## The task
Go through the listing below and list every line with "SETS".

## Data for this exercise
● ● ● ● ●

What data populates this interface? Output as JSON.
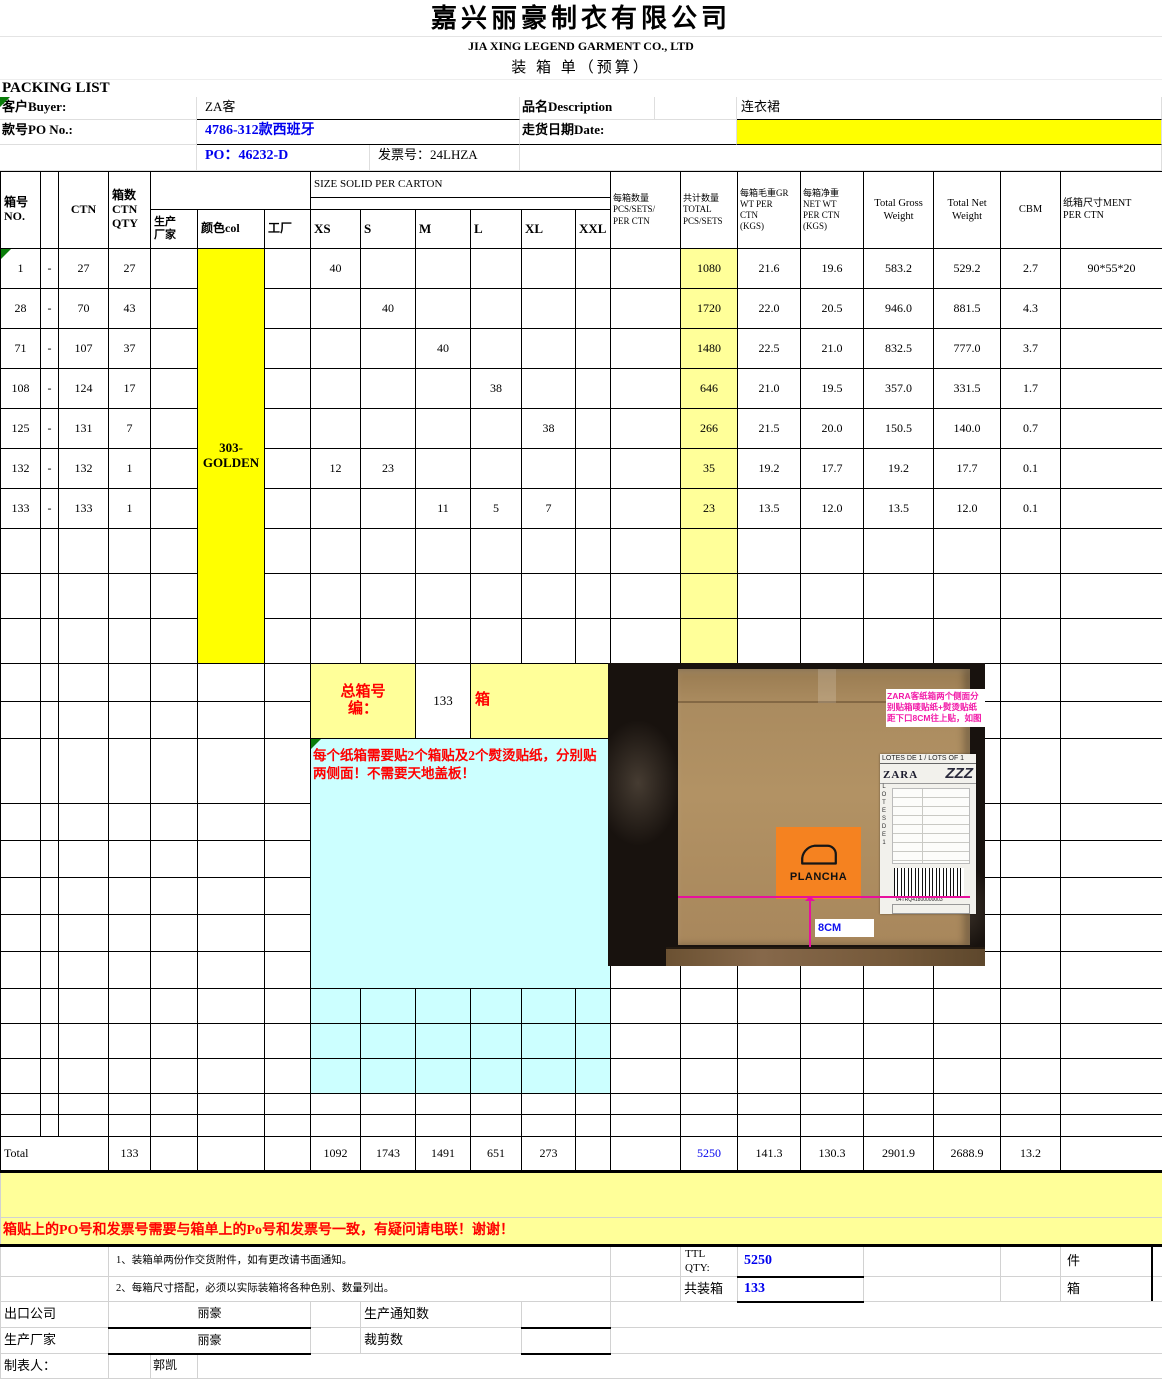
{
  "company": {
    "name_zh": "嘉兴丽豪制衣有限公司",
    "name_en": "JIA XING LEGEND GARMENT CO., LTD",
    "doc_title": "装  箱  单（预算）",
    "packing_list": "PACKING    LIST"
  },
  "info": {
    "buyer_label": "客户Buyer:",
    "buyer": "ZA客",
    "desc_label": "品名Description",
    "desc": "连衣裙",
    "po_label": "款号PO No.:",
    "po_style": "4786-312款西班牙",
    "date_label": "走货日期Date:",
    "date_value": "",
    "po_number": "PO：46232-D",
    "invoice": "发票号：24LHZA"
  },
  "table": {
    "headers": {
      "no": "箱号\nNO.",
      "ctn": "CTN",
      "qty": "箱数\nCTN\nQTY",
      "factory": "生产\n厂家",
      "color": "颜色col",
      "plant": "工厂",
      "size_banner": "SIZE SOLID PER CARTON",
      "sizes": [
        "XS",
        "S",
        "M",
        "L",
        "XL",
        "XXL"
      ],
      "per_ctn": "每箱数量\nPCS/SETS/\nPER CTN",
      "total": "共计数量\nTOTAL\nPCS/SETS",
      "gw": "每箱毛重GR\nWT PER\nCTN\n(KGS)",
      "nw": "每箱净重\nNET WT\nPER CTN\n(KGS)",
      "tgw": "Total Gross\nWeight",
      "tnw": "Total Net\nWeight",
      "cbm": "CBM",
      "dim": "纸箱尺寸MENT\nPER CTN"
    },
    "color_value": "303-GOLDEN",
    "rows": [
      {
        "from": "1",
        "dash": "-",
        "to": "27",
        "qty": "27",
        "xs": "40",
        "total": "1080",
        "gw": "21.6",
        "nw": "19.6",
        "tgw": "583.2",
        "tnw": "529.2",
        "cbm": "2.7",
        "dim": "90*55*20"
      },
      {
        "from": "28",
        "dash": "-",
        "to": "70",
        "qty": "43",
        "s": "40",
        "total": "1720",
        "gw": "22.0",
        "nw": "20.5",
        "tgw": "946.0",
        "tnw": "881.5",
        "cbm": "4.3"
      },
      {
        "from": "71",
        "dash": "-",
        "to": "107",
        "qty": "37",
        "m": "40",
        "total": "1480",
        "gw": "22.5",
        "nw": "21.0",
        "tgw": "832.5",
        "tnw": "777.0",
        "cbm": "3.7"
      },
      {
        "from": "108",
        "dash": "-",
        "to": "124",
        "qty": "17",
        "l": "38",
        "total": "646",
        "gw": "21.0",
        "nw": "19.5",
        "tgw": "357.0",
        "tnw": "331.5",
        "cbm": "1.7"
      },
      {
        "from": "125",
        "dash": "-",
        "to": "131",
        "qty": "7",
        "xl": "38",
        "total": "266",
        "gw": "21.5",
        "nw": "20.0",
        "tgw": "150.5",
        "tnw": "140.0",
        "cbm": "0.7"
      },
      {
        "from": "132",
        "dash": "-",
        "to": "132",
        "qty": "1",
        "xs": "12",
        "s": "23",
        "total": "35",
        "gw": "19.2",
        "nw": "17.7",
        "tgw": "19.2",
        "tnw": "17.7",
        "cbm": "0.1"
      },
      {
        "from": "133",
        "dash": "-",
        "to": "133",
        "qty": "1",
        "m": "11",
        "l": "5",
        "xl": "7",
        "total": "23",
        "gw": "13.5",
        "nw": "12.0",
        "tgw": "13.5",
        "tnw": "12.0",
        "cbm": "0.1"
      }
    ],
    "total_row": {
      "label": "Total",
      "qty": "133",
      "xs": "1092",
      "s": "1743",
      "m": "1491",
      "l": "651",
      "xl": "273",
      "total": "5250",
      "gw": "141.3",
      "nw": "130.3",
      "tgw": "2901.9",
      "tnw": "2688.9",
      "cbm": "13.2"
    }
  },
  "summary": {
    "label": "总箱号\n编：",
    "count": "133",
    "unit": "箱"
  },
  "sticker_note": "每个纸箱需要贴2个箱贴及2个熨烫贴纸，分别贴两侧面！不需要天地盖板！",
  "po_note": "箱贴上的PO号和发票号需要与箱单上的Po号和发票号一致，有疑问请电联！谢谢！",
  "notes": [
    "1、装箱单两份作交货附件，如有更改请书面通知。",
    "2、每箱尺寸搭配，必须以实际装箱将各种色别、数量列出。"
  ],
  "totals_box": {
    "ttl_label": "TTL\nQTY:",
    "ttl_value": "5250",
    "ttl_unit": "件",
    "ctn_label": "共装箱",
    "ctn_value": "133",
    "ctn_unit": "箱"
  },
  "footer": {
    "exporter_label": "出口公司",
    "exporter": "丽豪",
    "producer_label": "生产厂家",
    "producer": "丽豪",
    "notice_label": "生产通知数",
    "cutting_label": "裁剪数",
    "preparer_label": "制表人：",
    "preparer": "郭凯"
  },
  "photo": {
    "annotation": "ZARA客纸箱两个侧面分\n别贴箱唛贴纸+熨烫贴纸\n距下口8CM往上贴，如图",
    "label_header": "LOTES DE 1 / LOTS OF 1",
    "label_side": "LOTESDE1",
    "label_brand": "ZARA",
    "label_zzz": "ZZZ",
    "plancha": "PLANCHA",
    "dim_label": "8CM",
    "barcode_number": "04TRQ41800000003"
  },
  "colors": {
    "bright_yellow": "#ffff00",
    "light_yellow": "#ffff99",
    "cyan": "#ccffff",
    "red_text": "#ff0000",
    "blue_text": "#0000ee",
    "magenta_annotation": "#f21aa8",
    "plancha_orange": "#f58220"
  }
}
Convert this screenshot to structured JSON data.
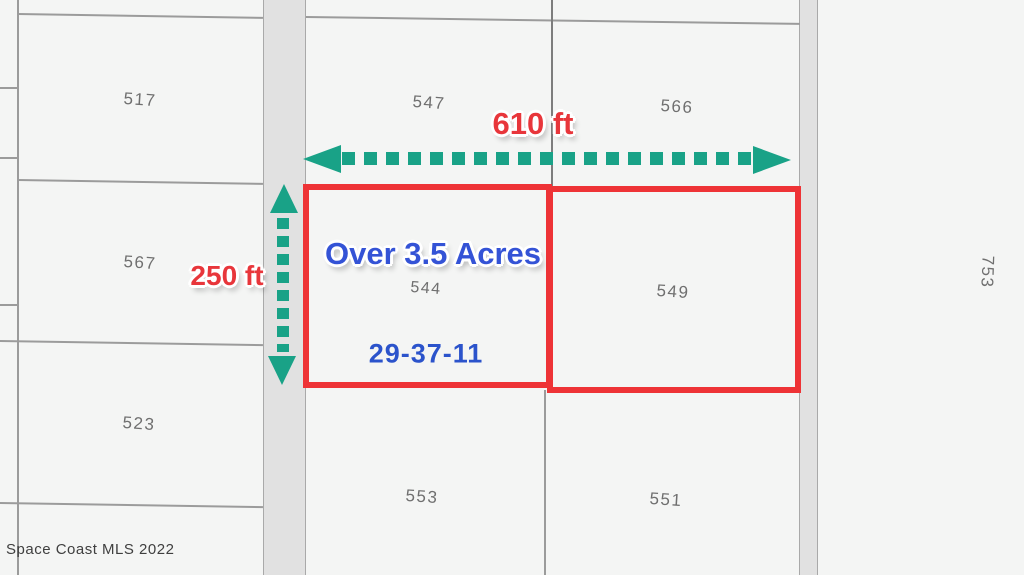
{
  "parcels": {
    "p517": "517",
    "p547": "547",
    "p566": "566",
    "p567": "567",
    "p544": "544",
    "p549": "549",
    "p753": "753",
    "p523": "523",
    "p553": "553",
    "p551": "551"
  },
  "dimensions": {
    "width_label": "610 ft",
    "height_label": "250 ft"
  },
  "callouts": {
    "acreage": "Over 3.5 Acres",
    "section_township_range": "29-37-11"
  },
  "watermark": "Space Coast MLS 2022",
  "colors": {
    "dimension_red": "#e8363b",
    "highlight_red": "#ee3336",
    "arrow_teal": "#19a287",
    "acreage_blue": "#3453d6",
    "section_blue": "#2b53cb",
    "parcel_gray": "#6f6f6f",
    "line_gray": "#9b9b9b",
    "road_edge_gray": "#a9a9a9",
    "road_fill": "#e1e1e1",
    "parcel_fill": "#f4f5f4",
    "watermark_gray": "#3f3f3f"
  }
}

● ● ● ● ●

## Exercise response
      "per_ctn": "每箱数量\nPCS/SETS/\nPER CTN",
      "total": "共计数量\nTOTAL\nPCS/SETS",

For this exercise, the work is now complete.